### Instruction
Scan the listing that follows and report how many lines contain "original". Write the number alone.

▼▼▼

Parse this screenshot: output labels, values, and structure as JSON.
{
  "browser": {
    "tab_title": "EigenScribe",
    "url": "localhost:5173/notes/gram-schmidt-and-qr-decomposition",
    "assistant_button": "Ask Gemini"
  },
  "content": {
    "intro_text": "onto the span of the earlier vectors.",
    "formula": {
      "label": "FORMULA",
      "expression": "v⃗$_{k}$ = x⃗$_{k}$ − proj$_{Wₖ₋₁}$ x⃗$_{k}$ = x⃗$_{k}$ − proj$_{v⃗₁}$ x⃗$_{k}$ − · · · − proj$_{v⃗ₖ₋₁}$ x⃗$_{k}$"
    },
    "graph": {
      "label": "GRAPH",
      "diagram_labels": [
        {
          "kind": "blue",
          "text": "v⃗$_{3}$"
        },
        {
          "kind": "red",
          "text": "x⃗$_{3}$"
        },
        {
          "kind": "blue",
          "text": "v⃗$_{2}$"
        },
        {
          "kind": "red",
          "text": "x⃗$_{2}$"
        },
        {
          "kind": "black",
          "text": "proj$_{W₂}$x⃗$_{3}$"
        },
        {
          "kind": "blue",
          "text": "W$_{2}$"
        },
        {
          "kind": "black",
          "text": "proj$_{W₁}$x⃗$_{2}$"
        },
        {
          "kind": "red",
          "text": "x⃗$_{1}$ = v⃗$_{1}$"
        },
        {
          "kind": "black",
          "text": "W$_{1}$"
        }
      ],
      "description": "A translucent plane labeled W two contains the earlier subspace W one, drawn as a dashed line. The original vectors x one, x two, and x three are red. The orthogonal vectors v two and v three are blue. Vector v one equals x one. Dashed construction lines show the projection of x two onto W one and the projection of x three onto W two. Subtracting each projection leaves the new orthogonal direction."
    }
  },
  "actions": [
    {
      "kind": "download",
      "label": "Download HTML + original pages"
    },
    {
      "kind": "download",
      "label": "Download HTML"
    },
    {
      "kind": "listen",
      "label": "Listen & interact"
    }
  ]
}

▲▲▲

### Solution to the exercise
2